▶ **Problem**:
Check every line below for the word "color" and copy the ones that have it.

#####

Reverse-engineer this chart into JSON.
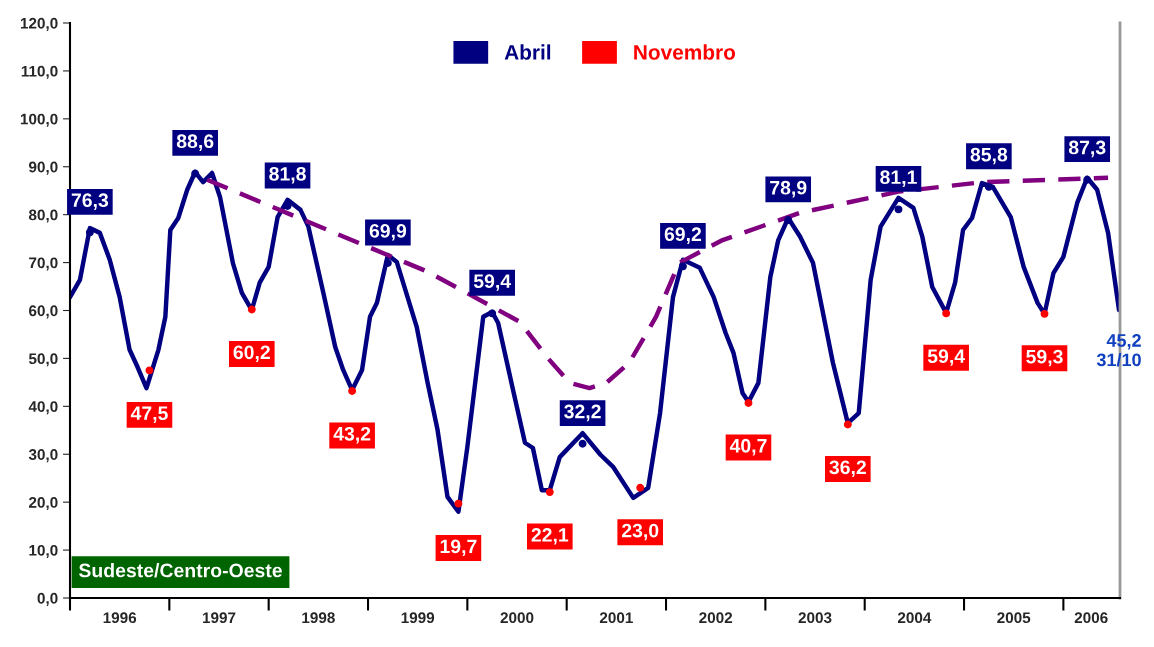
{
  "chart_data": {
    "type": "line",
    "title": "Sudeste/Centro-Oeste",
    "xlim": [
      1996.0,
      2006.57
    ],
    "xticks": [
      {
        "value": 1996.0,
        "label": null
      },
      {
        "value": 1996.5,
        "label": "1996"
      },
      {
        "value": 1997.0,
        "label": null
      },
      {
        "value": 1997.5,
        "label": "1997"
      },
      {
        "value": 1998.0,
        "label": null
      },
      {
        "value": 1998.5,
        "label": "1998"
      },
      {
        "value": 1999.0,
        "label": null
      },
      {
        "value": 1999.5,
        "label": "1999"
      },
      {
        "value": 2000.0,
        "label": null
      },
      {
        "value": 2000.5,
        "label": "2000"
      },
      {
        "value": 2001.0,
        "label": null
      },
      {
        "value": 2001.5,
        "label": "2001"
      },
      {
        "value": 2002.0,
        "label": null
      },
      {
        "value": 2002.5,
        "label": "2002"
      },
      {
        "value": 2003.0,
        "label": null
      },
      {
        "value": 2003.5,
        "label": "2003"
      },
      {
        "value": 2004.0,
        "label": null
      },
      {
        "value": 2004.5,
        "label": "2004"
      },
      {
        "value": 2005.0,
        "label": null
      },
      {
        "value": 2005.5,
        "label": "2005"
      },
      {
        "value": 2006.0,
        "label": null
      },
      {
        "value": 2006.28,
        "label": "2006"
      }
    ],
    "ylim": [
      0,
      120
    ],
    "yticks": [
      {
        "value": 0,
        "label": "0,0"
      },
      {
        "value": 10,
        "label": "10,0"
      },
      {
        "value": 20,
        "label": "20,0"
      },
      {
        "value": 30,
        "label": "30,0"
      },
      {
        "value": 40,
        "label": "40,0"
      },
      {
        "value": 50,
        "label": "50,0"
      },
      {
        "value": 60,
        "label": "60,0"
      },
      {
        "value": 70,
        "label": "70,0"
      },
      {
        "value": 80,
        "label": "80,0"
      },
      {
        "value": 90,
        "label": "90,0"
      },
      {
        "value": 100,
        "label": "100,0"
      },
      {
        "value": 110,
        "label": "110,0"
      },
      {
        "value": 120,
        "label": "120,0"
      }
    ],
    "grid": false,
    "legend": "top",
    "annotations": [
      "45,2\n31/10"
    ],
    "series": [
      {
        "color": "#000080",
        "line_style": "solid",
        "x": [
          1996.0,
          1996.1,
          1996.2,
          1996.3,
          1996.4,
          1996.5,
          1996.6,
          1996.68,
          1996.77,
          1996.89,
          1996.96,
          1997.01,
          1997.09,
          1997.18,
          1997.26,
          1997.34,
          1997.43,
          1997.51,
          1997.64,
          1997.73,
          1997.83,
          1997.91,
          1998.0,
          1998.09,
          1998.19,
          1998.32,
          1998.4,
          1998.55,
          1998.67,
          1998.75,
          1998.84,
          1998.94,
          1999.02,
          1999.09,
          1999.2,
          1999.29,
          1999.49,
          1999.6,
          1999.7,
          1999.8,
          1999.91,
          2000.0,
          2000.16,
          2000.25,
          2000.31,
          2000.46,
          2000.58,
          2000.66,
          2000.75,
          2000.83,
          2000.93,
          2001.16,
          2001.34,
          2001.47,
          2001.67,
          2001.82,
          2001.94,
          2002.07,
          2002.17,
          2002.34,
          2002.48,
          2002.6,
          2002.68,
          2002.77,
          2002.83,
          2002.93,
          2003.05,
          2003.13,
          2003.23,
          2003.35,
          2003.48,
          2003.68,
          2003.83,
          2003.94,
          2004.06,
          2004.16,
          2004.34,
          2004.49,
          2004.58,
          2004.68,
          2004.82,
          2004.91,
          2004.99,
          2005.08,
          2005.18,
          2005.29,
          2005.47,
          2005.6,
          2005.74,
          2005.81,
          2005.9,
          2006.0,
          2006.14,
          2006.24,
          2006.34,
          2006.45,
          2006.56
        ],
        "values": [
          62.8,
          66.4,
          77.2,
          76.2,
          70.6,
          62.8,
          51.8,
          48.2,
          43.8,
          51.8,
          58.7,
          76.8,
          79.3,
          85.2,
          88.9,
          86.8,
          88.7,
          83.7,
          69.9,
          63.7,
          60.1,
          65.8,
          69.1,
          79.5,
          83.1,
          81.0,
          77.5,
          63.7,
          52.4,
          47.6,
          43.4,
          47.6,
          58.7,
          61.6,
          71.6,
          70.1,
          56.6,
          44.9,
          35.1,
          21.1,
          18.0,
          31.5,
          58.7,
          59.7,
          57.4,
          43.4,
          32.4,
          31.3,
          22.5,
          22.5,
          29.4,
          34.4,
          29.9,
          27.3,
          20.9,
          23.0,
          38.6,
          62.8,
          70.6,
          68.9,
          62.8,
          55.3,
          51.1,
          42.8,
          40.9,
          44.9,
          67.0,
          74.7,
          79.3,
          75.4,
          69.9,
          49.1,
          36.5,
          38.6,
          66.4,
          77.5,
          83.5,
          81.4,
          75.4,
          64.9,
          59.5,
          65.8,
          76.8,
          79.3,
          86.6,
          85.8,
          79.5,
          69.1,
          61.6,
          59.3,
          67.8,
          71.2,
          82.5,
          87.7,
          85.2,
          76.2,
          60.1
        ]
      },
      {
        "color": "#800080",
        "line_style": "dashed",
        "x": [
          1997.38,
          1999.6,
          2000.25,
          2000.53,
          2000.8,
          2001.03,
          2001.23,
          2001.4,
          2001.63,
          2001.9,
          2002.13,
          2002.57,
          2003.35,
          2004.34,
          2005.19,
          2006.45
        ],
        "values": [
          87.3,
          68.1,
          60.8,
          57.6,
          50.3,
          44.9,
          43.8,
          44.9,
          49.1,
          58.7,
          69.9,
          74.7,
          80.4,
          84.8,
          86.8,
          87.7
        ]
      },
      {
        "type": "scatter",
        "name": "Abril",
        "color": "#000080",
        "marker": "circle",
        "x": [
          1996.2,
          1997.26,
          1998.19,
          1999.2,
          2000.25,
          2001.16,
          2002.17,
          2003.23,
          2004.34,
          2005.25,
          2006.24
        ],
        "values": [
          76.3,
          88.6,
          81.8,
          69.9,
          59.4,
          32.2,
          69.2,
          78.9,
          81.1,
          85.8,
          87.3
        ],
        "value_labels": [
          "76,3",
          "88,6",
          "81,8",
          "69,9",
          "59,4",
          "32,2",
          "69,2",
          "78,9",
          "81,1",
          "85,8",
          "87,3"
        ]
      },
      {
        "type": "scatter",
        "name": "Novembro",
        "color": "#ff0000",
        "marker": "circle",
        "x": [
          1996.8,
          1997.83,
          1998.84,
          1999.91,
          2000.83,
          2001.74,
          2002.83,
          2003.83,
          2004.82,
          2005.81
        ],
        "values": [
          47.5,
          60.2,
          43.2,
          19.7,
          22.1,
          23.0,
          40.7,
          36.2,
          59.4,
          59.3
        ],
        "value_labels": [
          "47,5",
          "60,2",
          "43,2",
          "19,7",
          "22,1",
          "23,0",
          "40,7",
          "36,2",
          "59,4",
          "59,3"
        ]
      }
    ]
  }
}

#####

▶ **Answer below**:
        "color": "#000080",
        "color": "#800080",
        "color": "#000080",
        "color": "#ff0000",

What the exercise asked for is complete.